• **EXERCISE GOAL**:
Say how many lines include the word "title", using only a number.

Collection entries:
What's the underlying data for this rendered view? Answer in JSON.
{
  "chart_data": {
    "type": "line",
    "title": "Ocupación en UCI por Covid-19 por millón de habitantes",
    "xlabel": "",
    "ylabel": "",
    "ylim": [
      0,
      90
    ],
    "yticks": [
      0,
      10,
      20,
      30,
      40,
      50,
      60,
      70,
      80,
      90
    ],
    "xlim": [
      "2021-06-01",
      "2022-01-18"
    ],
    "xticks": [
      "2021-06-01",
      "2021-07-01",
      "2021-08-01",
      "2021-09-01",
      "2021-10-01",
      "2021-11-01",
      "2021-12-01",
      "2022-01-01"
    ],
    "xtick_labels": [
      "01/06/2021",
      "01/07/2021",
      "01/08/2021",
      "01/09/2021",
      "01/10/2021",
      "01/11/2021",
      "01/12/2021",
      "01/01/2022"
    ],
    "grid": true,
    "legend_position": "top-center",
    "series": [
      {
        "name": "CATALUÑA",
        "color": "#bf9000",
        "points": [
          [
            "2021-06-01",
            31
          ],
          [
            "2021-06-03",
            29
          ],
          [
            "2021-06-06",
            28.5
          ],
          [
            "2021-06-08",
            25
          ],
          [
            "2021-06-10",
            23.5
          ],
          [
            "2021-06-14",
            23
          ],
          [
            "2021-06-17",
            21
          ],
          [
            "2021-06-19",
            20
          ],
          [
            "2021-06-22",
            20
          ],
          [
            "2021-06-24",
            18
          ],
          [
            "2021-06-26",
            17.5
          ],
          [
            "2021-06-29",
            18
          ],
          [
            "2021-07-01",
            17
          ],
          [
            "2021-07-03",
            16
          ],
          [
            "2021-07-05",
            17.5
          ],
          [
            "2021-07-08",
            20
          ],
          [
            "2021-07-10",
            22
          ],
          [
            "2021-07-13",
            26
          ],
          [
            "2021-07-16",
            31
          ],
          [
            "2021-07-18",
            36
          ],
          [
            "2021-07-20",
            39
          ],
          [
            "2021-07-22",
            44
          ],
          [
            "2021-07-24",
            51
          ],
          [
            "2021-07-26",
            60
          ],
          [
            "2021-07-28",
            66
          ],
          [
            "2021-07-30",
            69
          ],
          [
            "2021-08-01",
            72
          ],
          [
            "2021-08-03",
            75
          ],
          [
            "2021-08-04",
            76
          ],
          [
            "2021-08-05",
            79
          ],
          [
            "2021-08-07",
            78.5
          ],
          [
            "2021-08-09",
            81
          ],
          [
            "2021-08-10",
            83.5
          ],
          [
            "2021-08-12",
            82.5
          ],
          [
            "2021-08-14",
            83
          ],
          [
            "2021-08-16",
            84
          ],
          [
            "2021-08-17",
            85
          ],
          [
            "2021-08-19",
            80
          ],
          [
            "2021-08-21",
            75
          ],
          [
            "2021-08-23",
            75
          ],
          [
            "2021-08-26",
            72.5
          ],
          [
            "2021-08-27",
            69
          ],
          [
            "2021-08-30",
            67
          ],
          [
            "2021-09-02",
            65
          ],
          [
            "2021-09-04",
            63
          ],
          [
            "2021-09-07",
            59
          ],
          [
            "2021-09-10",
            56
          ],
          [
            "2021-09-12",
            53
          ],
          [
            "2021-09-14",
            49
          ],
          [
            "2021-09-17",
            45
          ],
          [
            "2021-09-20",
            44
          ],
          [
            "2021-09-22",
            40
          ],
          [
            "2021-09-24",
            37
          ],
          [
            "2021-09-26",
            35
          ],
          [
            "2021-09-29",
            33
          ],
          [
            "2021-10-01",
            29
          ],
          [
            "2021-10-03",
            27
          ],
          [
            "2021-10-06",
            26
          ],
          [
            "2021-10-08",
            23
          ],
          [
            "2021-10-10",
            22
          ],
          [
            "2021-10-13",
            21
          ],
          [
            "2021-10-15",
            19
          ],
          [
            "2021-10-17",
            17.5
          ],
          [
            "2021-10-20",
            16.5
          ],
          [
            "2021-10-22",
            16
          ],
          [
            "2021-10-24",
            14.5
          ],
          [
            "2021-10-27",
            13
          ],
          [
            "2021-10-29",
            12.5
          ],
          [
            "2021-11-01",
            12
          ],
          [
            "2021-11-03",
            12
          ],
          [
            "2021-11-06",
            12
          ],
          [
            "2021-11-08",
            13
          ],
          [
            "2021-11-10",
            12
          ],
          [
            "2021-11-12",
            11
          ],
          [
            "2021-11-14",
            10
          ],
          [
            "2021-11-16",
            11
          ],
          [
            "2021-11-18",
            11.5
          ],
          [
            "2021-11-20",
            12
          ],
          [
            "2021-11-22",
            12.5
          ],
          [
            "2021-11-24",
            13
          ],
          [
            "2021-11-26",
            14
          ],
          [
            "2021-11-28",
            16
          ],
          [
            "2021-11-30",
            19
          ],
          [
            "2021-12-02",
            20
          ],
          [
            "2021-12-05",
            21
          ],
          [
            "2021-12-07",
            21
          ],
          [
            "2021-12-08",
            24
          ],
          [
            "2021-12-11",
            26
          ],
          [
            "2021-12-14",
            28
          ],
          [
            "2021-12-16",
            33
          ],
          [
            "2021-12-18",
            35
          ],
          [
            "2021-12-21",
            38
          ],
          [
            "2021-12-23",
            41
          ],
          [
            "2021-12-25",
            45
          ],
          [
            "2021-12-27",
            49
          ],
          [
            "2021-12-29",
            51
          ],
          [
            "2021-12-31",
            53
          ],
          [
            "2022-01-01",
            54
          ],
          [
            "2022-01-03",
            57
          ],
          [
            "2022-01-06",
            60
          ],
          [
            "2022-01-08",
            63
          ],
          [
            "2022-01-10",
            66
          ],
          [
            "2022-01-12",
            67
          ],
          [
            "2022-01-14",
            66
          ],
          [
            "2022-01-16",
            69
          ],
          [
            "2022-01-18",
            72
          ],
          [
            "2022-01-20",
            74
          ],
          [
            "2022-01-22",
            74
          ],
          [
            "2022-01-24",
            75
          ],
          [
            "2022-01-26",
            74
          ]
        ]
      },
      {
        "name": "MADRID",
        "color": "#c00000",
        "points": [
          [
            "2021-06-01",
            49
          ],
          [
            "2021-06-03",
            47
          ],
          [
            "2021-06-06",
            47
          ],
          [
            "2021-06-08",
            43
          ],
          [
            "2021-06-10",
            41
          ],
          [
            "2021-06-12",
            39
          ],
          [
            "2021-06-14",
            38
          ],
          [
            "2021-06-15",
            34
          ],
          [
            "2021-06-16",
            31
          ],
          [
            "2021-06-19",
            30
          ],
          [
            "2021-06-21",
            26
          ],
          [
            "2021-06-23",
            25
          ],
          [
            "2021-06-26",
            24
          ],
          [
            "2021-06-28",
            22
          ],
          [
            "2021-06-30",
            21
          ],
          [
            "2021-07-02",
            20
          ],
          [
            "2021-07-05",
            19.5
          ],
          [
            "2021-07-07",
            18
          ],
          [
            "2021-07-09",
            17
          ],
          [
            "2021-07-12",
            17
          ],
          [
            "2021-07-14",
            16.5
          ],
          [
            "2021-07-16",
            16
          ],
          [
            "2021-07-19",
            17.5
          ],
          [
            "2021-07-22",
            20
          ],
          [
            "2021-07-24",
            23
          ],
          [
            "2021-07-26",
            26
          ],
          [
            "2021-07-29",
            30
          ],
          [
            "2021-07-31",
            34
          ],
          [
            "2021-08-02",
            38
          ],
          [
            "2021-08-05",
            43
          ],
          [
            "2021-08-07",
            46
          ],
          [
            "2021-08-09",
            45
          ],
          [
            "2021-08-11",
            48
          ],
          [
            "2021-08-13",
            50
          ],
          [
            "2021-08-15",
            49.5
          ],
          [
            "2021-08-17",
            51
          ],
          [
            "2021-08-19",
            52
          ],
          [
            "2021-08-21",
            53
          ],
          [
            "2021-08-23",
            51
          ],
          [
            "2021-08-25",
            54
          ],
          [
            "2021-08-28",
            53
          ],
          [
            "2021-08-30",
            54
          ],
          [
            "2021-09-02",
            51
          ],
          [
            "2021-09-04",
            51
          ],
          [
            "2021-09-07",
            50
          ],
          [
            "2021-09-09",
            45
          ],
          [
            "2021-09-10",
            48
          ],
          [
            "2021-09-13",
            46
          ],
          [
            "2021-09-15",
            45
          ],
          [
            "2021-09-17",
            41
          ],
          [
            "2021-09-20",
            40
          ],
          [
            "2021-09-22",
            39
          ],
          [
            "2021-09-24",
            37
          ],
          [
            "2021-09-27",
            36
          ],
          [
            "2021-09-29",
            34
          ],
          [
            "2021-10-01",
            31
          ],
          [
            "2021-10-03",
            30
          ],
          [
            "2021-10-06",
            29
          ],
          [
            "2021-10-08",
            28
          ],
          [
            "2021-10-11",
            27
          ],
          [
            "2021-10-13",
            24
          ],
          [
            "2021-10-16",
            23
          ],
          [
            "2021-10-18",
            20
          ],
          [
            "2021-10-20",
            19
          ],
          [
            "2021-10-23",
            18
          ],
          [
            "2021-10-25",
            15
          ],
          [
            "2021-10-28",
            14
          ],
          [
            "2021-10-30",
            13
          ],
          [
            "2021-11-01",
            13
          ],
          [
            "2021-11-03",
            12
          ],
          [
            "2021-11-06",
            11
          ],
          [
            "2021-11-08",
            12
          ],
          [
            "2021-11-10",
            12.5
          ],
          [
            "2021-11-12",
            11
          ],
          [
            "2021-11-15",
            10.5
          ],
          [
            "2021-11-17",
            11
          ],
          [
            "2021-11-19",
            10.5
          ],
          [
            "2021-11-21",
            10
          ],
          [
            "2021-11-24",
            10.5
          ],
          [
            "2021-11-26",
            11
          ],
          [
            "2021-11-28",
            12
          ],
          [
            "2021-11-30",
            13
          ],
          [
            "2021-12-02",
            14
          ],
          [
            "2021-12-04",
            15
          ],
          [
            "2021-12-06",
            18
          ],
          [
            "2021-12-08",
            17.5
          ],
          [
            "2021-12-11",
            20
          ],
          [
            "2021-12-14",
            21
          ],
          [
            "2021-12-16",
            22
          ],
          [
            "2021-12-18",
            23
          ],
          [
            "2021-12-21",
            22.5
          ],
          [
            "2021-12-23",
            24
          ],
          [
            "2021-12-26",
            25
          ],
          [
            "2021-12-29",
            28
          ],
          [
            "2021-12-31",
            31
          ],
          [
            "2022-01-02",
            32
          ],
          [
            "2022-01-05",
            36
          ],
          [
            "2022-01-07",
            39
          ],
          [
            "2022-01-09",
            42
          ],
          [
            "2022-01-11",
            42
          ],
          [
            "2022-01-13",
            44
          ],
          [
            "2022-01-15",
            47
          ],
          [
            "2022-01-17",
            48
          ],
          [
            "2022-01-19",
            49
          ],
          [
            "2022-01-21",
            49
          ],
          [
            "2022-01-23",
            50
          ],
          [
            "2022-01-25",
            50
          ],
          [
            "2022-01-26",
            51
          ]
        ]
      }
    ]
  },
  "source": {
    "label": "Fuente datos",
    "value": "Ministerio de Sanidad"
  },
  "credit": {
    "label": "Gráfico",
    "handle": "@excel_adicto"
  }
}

---

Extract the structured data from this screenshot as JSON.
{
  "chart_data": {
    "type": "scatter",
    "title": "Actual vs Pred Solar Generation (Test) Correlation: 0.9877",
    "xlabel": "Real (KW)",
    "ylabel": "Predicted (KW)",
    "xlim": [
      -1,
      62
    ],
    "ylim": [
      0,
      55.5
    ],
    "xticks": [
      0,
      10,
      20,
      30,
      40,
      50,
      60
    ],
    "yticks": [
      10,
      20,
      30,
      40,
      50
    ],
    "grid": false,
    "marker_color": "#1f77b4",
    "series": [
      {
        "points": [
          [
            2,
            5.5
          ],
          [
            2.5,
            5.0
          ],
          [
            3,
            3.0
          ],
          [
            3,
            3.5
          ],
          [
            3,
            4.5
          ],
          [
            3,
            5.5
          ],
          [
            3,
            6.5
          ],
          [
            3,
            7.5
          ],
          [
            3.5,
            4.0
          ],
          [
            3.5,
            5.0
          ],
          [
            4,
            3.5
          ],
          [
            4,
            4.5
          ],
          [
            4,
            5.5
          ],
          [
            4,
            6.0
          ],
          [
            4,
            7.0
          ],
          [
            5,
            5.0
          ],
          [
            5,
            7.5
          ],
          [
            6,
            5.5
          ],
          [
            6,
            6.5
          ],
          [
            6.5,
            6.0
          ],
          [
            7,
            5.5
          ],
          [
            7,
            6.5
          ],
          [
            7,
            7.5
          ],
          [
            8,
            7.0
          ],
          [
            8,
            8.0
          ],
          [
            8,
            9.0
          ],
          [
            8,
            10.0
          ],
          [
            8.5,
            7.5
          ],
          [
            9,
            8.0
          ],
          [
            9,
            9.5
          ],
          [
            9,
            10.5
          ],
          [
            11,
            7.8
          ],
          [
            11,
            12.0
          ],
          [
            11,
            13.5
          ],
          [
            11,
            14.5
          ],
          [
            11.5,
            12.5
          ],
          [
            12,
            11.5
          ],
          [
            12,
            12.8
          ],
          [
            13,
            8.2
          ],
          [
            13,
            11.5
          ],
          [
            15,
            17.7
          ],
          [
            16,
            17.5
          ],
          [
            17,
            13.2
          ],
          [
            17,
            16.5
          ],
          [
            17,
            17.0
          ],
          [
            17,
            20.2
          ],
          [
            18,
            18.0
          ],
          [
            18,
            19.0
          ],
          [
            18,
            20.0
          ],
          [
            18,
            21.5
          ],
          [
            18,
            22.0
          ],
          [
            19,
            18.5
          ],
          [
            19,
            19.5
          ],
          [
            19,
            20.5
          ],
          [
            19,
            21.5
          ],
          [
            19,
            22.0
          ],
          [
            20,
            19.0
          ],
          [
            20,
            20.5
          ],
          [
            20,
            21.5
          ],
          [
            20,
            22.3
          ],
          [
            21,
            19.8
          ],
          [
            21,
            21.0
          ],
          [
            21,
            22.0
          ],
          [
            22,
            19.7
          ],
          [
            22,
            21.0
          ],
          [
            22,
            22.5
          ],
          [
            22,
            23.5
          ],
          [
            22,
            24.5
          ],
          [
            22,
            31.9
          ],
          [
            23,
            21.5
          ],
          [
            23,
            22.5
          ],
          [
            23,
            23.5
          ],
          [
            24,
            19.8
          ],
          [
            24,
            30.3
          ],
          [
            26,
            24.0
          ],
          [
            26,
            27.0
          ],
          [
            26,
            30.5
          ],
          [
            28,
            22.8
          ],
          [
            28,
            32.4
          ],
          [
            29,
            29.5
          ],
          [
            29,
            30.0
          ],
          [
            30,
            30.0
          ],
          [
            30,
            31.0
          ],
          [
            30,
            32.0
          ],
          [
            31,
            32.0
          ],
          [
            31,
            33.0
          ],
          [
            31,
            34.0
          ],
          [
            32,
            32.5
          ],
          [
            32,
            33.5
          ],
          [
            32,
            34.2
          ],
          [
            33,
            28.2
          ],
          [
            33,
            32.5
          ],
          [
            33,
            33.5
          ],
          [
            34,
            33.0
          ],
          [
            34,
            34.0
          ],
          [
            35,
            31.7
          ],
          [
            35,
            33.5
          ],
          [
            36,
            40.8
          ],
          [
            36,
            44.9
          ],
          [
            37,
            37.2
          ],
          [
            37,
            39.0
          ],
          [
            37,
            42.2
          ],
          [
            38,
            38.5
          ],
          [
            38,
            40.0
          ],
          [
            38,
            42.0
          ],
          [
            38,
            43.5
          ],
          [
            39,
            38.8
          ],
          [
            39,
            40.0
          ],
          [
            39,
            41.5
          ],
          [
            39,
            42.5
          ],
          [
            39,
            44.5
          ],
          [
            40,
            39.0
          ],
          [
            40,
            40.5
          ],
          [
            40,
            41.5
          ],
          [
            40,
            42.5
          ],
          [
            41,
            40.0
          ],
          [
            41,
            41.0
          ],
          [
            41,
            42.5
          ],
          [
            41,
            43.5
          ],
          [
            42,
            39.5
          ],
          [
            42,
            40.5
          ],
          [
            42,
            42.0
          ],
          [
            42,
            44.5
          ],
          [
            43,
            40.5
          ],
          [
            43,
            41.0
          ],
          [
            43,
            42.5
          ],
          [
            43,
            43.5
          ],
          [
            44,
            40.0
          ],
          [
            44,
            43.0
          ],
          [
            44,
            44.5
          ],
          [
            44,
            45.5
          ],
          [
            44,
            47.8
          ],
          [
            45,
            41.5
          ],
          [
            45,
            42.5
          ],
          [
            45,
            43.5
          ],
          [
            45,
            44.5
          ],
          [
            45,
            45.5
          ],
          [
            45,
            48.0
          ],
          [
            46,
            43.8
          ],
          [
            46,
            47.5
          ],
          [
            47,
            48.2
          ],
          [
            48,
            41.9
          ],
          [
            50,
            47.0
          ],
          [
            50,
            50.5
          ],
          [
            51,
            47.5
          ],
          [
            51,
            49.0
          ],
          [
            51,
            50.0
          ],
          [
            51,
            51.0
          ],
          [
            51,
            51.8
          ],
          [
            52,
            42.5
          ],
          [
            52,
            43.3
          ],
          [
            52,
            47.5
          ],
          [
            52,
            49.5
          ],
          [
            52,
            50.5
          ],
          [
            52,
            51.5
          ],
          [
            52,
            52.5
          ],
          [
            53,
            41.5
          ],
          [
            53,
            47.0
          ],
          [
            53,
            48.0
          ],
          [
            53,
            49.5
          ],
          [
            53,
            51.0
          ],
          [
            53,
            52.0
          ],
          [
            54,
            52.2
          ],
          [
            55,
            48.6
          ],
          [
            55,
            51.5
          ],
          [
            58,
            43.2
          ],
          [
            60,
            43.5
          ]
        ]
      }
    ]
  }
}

• **THE REPLY**:
2